◆ GIVEN EXERCISE ◆
Gather the lines that hold the string "axis".

◆ DATA EXTRACT ◆
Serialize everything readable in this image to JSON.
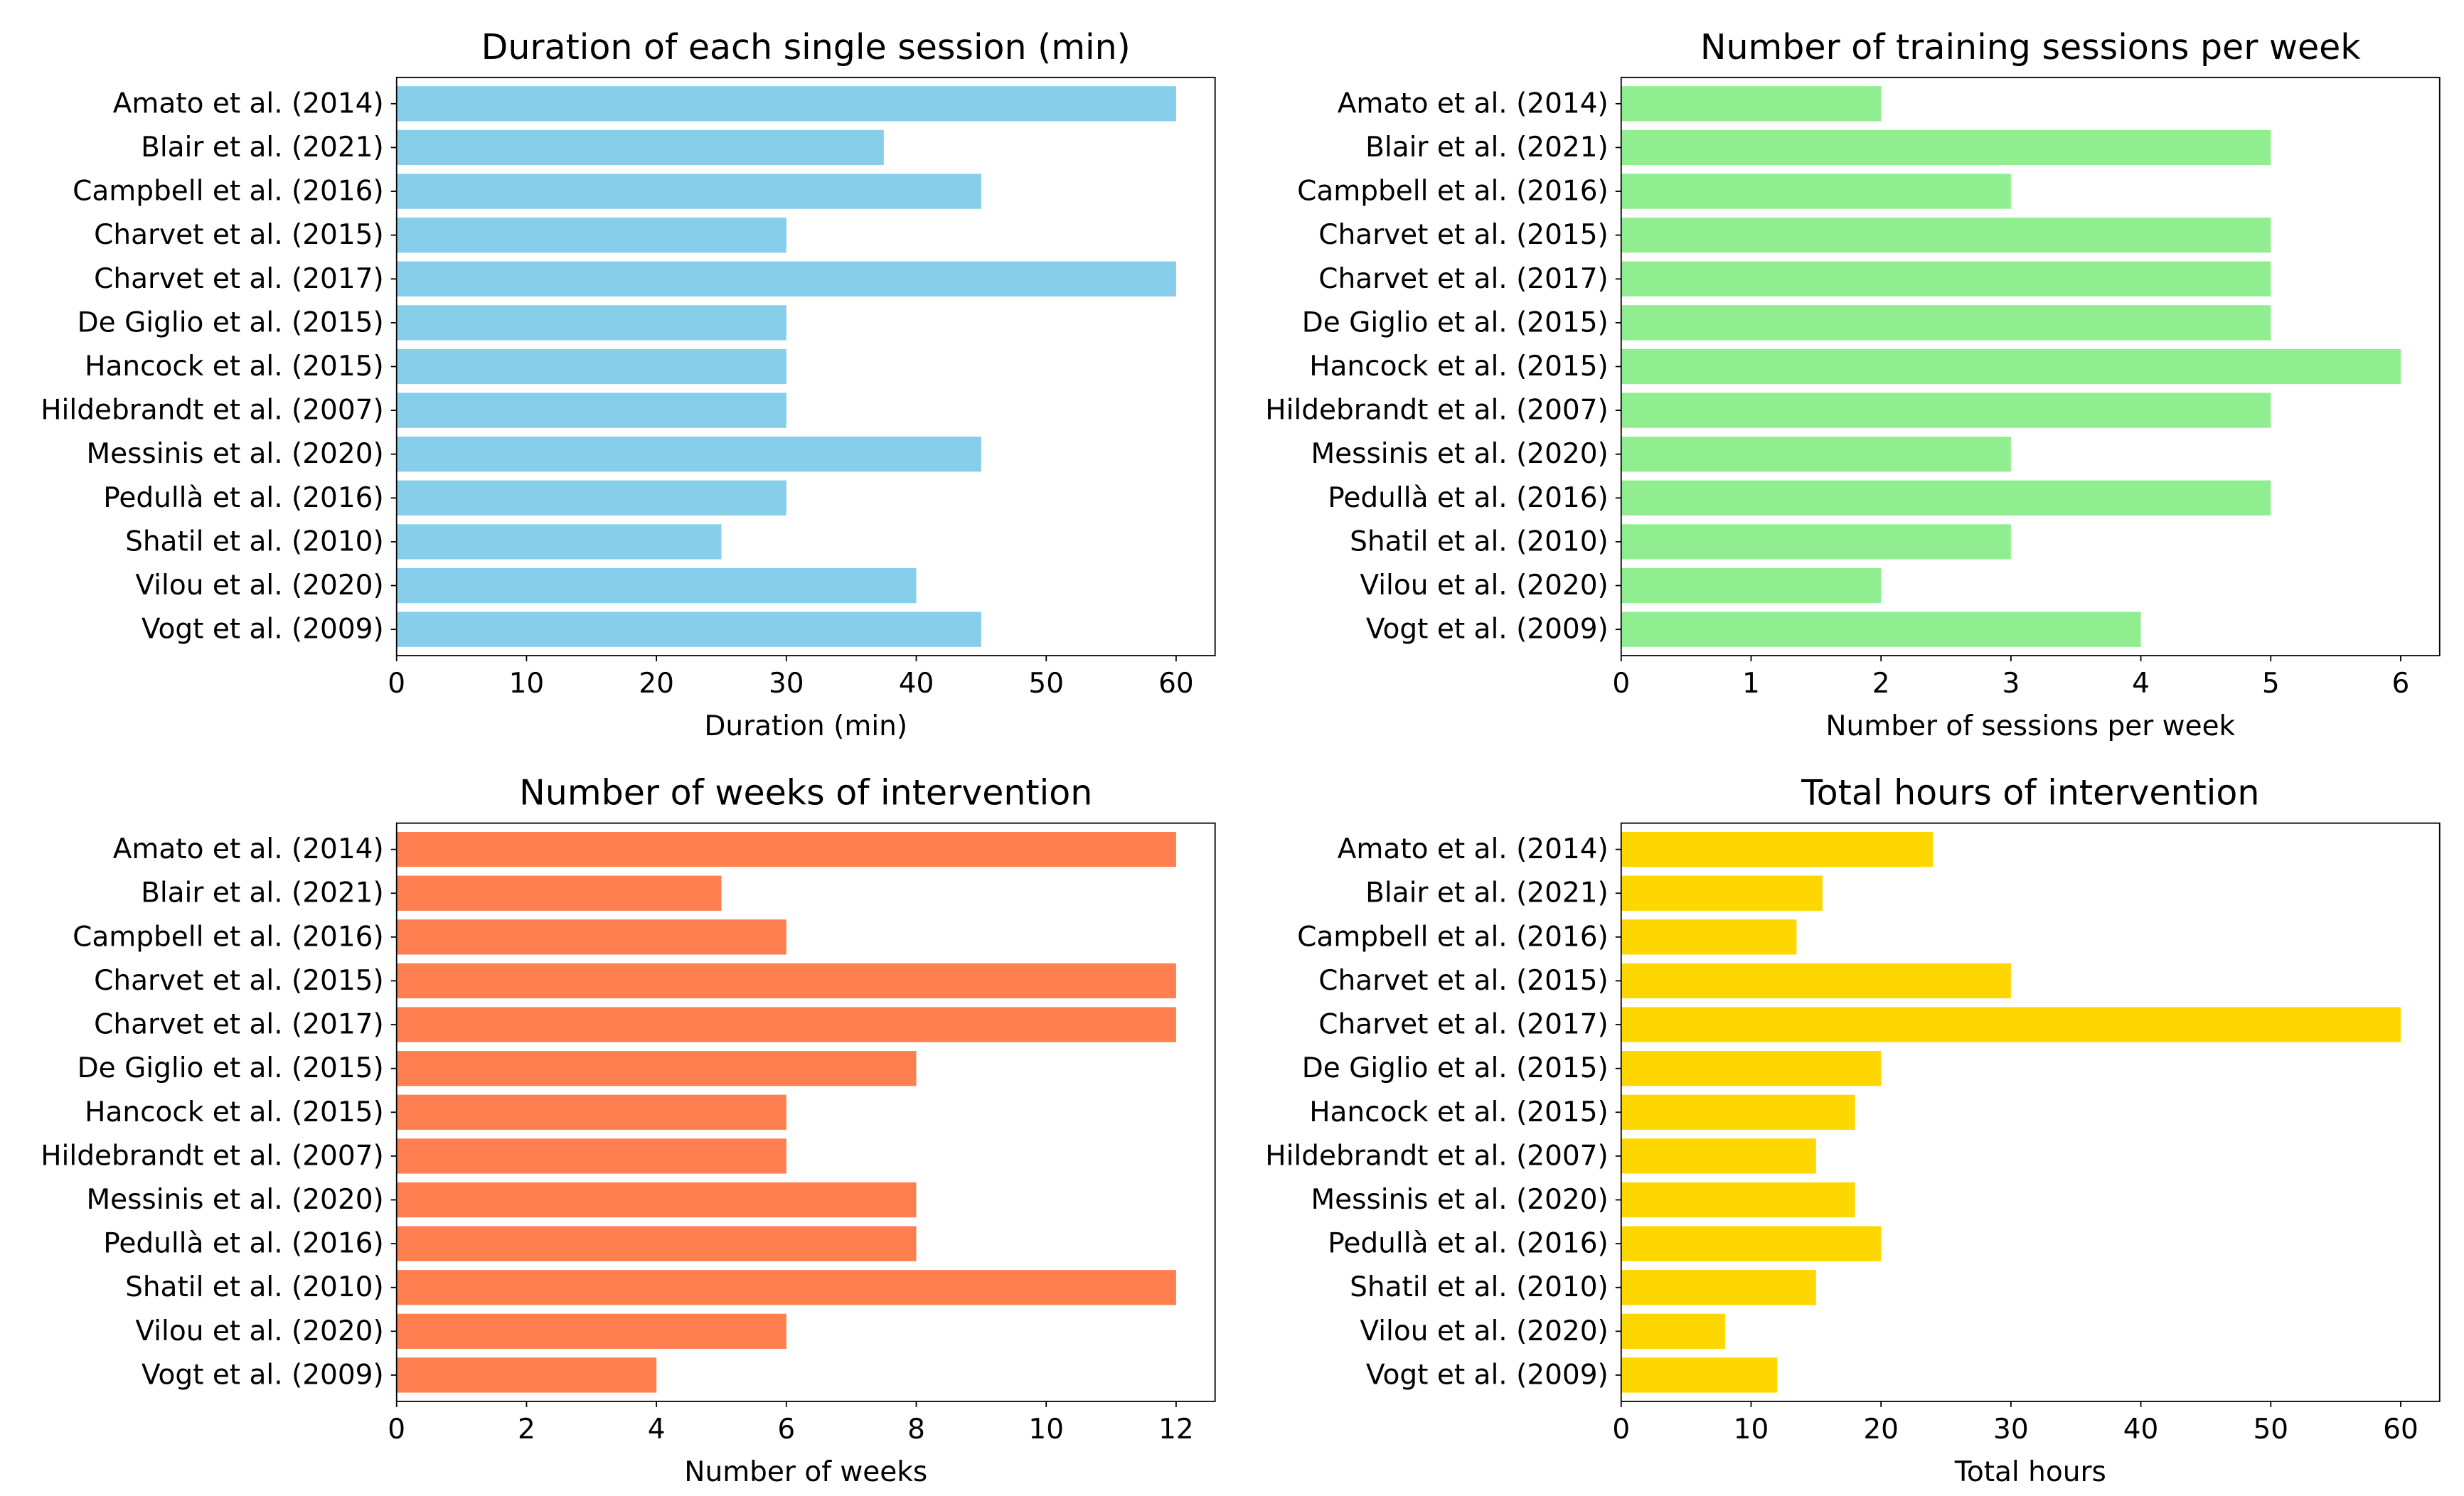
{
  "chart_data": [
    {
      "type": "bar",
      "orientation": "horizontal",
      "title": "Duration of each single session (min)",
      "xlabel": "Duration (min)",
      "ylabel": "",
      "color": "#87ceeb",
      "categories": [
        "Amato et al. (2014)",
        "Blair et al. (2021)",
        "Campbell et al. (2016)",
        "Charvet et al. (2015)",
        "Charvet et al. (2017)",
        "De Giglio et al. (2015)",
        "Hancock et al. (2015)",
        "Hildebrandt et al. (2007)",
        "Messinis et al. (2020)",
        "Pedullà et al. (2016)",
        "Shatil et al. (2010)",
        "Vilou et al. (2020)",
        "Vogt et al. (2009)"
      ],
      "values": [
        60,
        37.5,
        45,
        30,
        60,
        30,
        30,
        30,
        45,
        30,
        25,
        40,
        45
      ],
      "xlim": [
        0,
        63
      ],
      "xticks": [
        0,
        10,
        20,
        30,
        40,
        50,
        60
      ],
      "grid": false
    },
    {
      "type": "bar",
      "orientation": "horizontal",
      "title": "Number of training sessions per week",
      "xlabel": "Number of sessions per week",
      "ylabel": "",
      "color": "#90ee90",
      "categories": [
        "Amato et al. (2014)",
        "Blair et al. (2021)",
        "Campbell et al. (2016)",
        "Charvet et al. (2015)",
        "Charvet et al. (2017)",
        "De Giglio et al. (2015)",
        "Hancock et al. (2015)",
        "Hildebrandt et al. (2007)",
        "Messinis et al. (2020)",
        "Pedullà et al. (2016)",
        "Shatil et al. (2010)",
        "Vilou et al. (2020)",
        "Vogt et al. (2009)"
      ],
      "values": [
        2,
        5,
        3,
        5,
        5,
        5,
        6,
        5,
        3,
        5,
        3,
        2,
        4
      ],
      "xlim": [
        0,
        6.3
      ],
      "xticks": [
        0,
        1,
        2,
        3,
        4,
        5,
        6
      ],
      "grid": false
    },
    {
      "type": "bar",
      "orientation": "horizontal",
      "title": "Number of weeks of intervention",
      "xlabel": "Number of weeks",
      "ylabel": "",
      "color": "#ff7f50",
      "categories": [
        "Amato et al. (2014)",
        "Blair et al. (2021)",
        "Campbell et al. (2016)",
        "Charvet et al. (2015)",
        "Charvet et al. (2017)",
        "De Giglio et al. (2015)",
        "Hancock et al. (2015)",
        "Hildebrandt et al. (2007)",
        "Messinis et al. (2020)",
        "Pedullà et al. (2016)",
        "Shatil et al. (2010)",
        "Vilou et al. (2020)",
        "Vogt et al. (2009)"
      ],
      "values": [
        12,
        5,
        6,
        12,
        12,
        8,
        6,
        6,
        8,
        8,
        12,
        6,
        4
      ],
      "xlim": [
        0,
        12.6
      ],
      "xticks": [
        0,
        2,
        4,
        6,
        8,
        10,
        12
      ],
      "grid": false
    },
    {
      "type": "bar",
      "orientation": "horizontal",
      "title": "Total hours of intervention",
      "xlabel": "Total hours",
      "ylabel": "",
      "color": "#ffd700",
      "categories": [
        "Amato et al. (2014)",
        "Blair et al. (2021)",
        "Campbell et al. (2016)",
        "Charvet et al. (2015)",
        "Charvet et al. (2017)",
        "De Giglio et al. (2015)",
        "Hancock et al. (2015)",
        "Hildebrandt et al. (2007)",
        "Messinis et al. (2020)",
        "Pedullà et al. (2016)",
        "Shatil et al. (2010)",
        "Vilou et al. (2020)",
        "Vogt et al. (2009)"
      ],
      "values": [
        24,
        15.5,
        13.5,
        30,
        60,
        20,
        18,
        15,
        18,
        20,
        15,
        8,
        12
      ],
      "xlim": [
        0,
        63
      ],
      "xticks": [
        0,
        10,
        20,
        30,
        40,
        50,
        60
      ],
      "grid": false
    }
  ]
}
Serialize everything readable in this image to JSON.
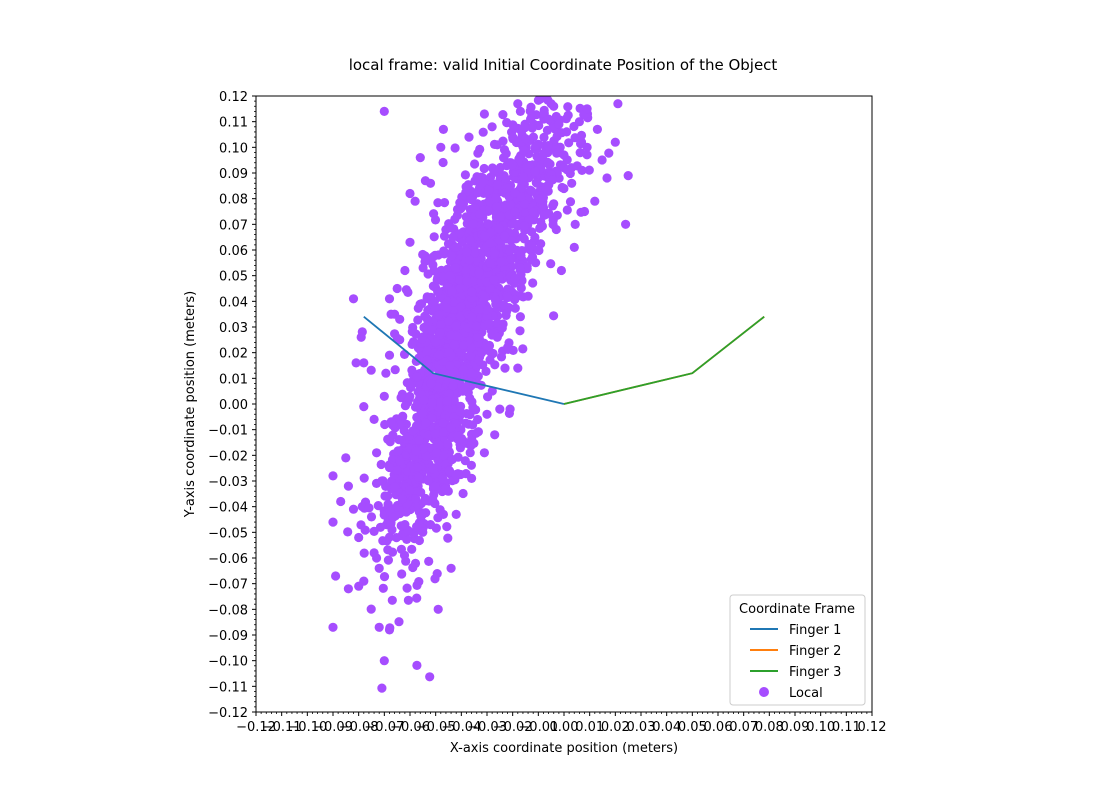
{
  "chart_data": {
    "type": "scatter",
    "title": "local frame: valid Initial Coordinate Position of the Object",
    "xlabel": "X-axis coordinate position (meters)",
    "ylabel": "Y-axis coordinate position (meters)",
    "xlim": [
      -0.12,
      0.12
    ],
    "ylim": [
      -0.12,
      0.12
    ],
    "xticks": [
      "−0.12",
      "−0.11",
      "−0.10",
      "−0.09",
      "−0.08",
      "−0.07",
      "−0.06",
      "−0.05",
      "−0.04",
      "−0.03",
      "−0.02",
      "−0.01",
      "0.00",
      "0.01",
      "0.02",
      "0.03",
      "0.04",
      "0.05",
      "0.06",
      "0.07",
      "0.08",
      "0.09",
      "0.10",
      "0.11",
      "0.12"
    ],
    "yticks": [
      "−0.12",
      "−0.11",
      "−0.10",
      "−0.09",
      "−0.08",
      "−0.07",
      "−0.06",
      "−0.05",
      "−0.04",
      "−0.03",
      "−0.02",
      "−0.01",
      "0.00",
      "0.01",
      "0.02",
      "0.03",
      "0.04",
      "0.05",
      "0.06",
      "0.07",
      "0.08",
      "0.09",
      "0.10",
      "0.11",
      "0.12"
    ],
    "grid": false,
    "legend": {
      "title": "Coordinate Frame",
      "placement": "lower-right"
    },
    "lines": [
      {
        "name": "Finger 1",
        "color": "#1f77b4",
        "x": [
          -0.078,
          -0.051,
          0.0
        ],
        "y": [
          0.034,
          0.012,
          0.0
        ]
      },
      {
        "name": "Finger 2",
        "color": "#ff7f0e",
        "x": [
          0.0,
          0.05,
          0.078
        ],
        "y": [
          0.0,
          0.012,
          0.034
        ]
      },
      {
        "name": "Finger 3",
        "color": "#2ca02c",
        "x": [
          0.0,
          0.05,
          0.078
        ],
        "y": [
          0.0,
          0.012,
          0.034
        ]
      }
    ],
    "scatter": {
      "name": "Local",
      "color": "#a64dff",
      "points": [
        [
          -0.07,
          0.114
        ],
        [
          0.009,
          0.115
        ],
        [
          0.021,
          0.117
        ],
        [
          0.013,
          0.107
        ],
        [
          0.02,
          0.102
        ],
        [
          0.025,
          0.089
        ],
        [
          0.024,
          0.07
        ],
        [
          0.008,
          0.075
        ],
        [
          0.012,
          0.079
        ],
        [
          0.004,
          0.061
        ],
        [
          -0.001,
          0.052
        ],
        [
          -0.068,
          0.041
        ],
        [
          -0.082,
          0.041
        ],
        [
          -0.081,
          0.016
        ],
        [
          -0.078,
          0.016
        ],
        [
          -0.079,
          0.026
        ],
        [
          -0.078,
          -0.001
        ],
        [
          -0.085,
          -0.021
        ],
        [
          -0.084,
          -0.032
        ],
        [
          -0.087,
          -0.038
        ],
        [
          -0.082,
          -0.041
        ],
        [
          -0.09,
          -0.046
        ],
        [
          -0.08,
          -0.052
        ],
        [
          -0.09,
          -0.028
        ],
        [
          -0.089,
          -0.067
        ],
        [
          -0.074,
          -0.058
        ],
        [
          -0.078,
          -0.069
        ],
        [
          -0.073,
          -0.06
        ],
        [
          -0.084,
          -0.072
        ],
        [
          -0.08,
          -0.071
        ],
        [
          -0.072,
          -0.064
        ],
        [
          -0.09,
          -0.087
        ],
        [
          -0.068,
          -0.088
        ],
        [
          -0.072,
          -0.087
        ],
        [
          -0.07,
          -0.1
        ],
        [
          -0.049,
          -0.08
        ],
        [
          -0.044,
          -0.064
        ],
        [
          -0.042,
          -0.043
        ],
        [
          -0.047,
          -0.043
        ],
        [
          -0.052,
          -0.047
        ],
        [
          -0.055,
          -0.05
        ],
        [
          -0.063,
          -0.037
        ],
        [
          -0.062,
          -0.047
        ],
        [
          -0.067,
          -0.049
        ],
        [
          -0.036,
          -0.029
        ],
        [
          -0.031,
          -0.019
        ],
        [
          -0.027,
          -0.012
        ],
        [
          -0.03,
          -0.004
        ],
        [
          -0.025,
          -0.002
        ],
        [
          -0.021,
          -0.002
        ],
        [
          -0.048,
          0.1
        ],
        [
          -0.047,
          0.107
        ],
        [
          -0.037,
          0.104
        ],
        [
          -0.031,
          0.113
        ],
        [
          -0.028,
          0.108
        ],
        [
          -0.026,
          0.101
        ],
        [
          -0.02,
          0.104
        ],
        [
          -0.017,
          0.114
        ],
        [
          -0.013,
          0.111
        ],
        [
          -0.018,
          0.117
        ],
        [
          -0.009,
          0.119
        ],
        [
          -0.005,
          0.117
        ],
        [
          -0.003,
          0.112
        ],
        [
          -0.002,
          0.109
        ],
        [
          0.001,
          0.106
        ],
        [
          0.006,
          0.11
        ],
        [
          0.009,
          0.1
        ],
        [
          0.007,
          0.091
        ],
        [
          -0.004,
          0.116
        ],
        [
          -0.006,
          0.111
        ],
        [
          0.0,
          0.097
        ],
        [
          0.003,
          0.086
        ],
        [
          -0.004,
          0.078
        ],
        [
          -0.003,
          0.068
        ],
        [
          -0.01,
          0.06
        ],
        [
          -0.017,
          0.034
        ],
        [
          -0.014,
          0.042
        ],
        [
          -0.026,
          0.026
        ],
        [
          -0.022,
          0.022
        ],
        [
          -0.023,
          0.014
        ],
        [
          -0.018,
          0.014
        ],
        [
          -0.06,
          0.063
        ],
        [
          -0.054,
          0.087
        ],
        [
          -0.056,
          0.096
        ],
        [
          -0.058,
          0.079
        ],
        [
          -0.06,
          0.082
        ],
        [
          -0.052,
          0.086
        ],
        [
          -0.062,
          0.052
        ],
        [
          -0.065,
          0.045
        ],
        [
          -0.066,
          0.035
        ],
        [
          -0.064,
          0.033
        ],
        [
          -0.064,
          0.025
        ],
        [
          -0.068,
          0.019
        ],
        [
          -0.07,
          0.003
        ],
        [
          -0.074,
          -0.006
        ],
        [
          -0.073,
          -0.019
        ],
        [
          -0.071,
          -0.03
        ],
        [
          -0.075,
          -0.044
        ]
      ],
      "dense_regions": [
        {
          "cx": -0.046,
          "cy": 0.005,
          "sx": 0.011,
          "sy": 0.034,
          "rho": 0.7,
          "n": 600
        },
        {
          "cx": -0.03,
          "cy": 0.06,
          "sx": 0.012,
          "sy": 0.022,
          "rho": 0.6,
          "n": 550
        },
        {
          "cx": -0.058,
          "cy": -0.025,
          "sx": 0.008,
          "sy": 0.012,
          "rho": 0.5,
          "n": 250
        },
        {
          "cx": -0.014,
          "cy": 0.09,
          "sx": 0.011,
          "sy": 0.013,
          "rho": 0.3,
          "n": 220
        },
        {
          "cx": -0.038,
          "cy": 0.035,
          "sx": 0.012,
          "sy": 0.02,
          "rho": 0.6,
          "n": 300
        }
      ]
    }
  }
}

◆ FULL OUTPUT ◆
    "xlabel": "X-axis coordinate position (meters)",
    "ylabel": "Y-axis coordinate position (meters)",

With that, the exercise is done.